**What you should do:**
Write out all entries word for word.

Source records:
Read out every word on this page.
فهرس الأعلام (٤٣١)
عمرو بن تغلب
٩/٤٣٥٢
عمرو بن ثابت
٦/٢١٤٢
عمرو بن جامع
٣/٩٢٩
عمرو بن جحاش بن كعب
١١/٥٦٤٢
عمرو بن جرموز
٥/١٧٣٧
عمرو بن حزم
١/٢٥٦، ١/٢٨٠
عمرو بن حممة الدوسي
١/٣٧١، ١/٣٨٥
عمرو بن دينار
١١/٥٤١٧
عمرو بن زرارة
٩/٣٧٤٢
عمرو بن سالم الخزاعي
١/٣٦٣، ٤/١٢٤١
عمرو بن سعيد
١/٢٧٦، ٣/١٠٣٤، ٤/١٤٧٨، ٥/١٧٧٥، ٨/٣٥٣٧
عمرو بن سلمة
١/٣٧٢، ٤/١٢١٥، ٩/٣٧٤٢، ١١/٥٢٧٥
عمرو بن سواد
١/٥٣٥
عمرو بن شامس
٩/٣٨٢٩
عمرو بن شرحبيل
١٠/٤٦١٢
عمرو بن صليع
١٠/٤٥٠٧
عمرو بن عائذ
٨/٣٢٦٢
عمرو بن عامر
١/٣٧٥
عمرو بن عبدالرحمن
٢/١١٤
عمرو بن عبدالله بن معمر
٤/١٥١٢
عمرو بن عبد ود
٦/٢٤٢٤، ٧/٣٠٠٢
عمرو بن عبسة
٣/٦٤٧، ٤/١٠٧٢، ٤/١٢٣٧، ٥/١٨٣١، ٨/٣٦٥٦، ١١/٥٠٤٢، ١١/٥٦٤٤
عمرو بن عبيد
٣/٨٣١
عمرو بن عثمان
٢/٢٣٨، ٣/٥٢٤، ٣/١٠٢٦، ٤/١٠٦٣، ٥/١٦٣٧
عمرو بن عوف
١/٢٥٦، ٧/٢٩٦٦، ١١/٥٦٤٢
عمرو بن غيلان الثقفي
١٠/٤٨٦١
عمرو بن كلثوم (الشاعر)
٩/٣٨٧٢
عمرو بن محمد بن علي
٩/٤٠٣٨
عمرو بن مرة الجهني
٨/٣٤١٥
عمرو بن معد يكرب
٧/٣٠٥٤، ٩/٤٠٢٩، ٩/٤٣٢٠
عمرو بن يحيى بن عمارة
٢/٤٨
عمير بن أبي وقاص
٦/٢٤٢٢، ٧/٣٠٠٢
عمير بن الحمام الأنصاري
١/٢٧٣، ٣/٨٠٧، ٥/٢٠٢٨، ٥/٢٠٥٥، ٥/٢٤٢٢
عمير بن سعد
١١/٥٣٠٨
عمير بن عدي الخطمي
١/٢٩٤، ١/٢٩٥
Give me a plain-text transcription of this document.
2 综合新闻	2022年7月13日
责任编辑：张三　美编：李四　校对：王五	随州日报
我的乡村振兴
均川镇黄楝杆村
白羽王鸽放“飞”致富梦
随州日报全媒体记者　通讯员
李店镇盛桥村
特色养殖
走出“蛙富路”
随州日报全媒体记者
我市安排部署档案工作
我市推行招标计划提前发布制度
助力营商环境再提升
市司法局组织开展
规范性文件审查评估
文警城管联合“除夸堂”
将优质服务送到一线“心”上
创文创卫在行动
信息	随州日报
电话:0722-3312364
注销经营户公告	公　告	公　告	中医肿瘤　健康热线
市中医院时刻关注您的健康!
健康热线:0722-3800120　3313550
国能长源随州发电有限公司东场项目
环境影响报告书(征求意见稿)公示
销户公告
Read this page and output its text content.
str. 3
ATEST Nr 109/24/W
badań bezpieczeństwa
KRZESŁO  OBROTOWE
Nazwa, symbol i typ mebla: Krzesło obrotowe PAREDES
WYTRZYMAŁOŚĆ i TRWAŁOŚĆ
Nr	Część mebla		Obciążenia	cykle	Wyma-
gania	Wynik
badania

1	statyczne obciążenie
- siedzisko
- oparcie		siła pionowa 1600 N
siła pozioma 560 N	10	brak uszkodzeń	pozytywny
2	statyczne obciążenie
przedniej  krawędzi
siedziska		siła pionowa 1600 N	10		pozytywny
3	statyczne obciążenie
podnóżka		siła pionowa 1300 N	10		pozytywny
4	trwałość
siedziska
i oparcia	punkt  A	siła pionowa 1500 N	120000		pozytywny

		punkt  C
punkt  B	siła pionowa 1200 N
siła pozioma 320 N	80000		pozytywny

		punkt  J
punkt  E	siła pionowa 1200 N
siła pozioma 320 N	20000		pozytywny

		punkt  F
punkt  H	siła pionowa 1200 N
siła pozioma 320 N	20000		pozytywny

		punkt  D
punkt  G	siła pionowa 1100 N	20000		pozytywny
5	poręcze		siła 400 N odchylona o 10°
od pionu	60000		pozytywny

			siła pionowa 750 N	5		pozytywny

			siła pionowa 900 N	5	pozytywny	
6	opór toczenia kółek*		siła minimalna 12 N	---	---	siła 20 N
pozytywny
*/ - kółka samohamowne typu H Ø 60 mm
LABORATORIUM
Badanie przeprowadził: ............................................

**Solution below:**
Read out every word on this page.
فهرس الأعلام (٤٣١)
عمرو بن تغلب
٩/٤٣٥٢
عمرو بن ثابت
٦/٢١٤٢
عمرو بن جامع
٣/٩٢٩
عمرو بن جحاش بن كعب
١١/٥٦٤٢
عمرو بن جرموز
٥/١٧٣٧
عمرو بن حزم
١/٢٥٦، ١/٢٨٠
عمرو بن حممة الدوسي
١/٣٧١، ١/٣٨٥
عمرو بن دينار
١١/٥٤١٧
عمرو بن زرارة
٩/٣٧٤٢
عمرو بن سالم الخزاعي
١/٣٦٣، ٤/١٢٤١
عمرو بن سعيد
١/٢٧٦، ٣/١٠٣٤، ٤/١٤٧٨، ٥/١٧٧٥، ٨/٣٥٣٧
عمرو بن سلمة
١/٣٧٢، ٤/١٢١٥، ٩/٣٧٤٢، ١١/٥٢٧٥
عمرو بن سواد
١/٥٣٥
عمرو بن شامس
٩/٣٨٢٩
عمرو بن شرحبيل
١٠/٤٦١٢
عمرو بن صليع
١٠/٤٥٠٧
عمرو بن عائذ
٨/٣٢٦٢
عمرو بن عامر
١/٣٧٥
عمرو بن عبدالرحمن
٢/١١٤
عمرو بن عبدالله بن معمر
٤/١٥١٢
عمرو بن عبد ود
٦/٢٤٢٤، ٧/٣٠٠٢
عمرو بن عبسة
٣/٦٤٧، ٤/١٠٧٢، ٤/١٢٣٧، ٥/١٨٣١، ٨/٣٦٥٦، ١١/٥٠٤٢، ١١/٥٦٤٤
عمرو بن عبيد
٣/٨٣١
عمرو بن عثمان
٢/٢٣٨، ٣/٥٢٤، ٣/١٠٢٦، ٤/١٠٦٣، ٥/١٦٣٧
عمرو بن عوف
١/٢٥٦، ٧/٢٩٦٦، ١١/٥٦٤٢
عمرو بن غيلان الثقفي
١٠/٤٨٦١
عمرو بن كلثوم (الشاعر)
٩/٣٨٧٢
عمرو بن محمد بن علي
٩/٤٠٣٨
عمرو بن مرة الجهني
٨/٣٤١٥
عمرو بن معد يكرب
٧/٣٠٥٤، ٩/٤٠٢٩، ٩/٤٣٢٠
عمرو بن يحيى بن عمارة
٢/٤٨
عمير بن أبي وقاص
٦/٢٤٢٢، ٧/٣٠٠٢
عمير بن الحمام الأنصاري
١/٢٧٣، ٣/٨٠٧، ٥/٢٠٢٨، ٥/٢٠٥٥، ٥/٢٤٢٢
عمير بن سعد
١١/٥٣٠٨
عمير بن عدي الخطمي
١/٢٩٤، ١/٢٩٥
Give me a plain-text transcription of this document.
2 综合新闻	2022年7月13日
责任编辑：张三　美编：李四　校对：王五	随州日报
我的乡村振兴
均川镇黄楝杆村
白羽王鸽放“飞”致富梦
随州日报全媒体记者　通讯员
李店镇盛桥村
特色养殖
走出“蛙富路”
随州日报全媒体记者
我市安排部署档案工作
我市推行招标计划提前发布制度
助力营商环境再提升
市司法局组织开展
规范性文件审查评估
文警城管联合“除夸堂”
将优质服务送到一线“心”上
创文创卫在行动
信息	随州日报
电话:0722-3312364
注销经营户公告	公　告	公　告	中医肿瘤　健康热线
市中医院时刻关注您的健康!
健康热线:0722-3800120　3313550
国能长源随州发电有限公司东场项目
环境影响报告书(征求意见稿)公示
销户公告
Read this page and output its text content.
str. 3
ATEST Nr 109/24/W
badań bezpieczeństwa
KRZESŁO  OBROTOWE
Nazwa, symbol i typ mebla: Krzesło obrotowe PAREDES
WYTRZYMAŁOŚĆ i TRWAŁOŚĆ
Nr	Część mebla		Obciążenia	cykle	Wyma-
gania	Wynik
badania

1	statyczne obciążenie
- siedzisko
- oparcie		siła pionowa 1600 N
siła pozioma 560 N	10	brak uszkodzeń	pozytywny
2	statyczne obciążenie
przedniej  krawędzi
siedziska		siła pionowa 1600 N	10		pozytywny
3	statyczne obciążenie
podnóżka		siła pionowa 1300 N	10		pozytywny
4	trwałość
siedziska
i oparcia	punkt  A	siła pionowa 1500 N	120000		pozytywny

		punkt  C
punkt  B	siła pionowa 1200 N
siła pozioma 320 N	80000		pozytywny

		punkt  J
punkt  E	siła pionowa 1200 N
siła pozioma 320 N	20000		pozytywny

		punkt  F
punkt  H	siła pionowa 1200 N
siła pozioma 320 N	20000		pozytywny

		punkt  D
punkt  G	siła pionowa 1100 N	20000		pozytywny
5	poręcze		siła 400 N odchylona o 10°
od pionu	60000		pozytywny

			siła pionowa 750 N	5		pozytywny

			siła pionowa 900 N	5	pozytywny	
6	opór toczenia kółek*		siła minimalna 12 N	---	---	siła 20 N
pozytywny
*/ - kółka samohamowne typu H Ø 60 mm
LABORATORIUM
Badanie przeprowadził: ............................................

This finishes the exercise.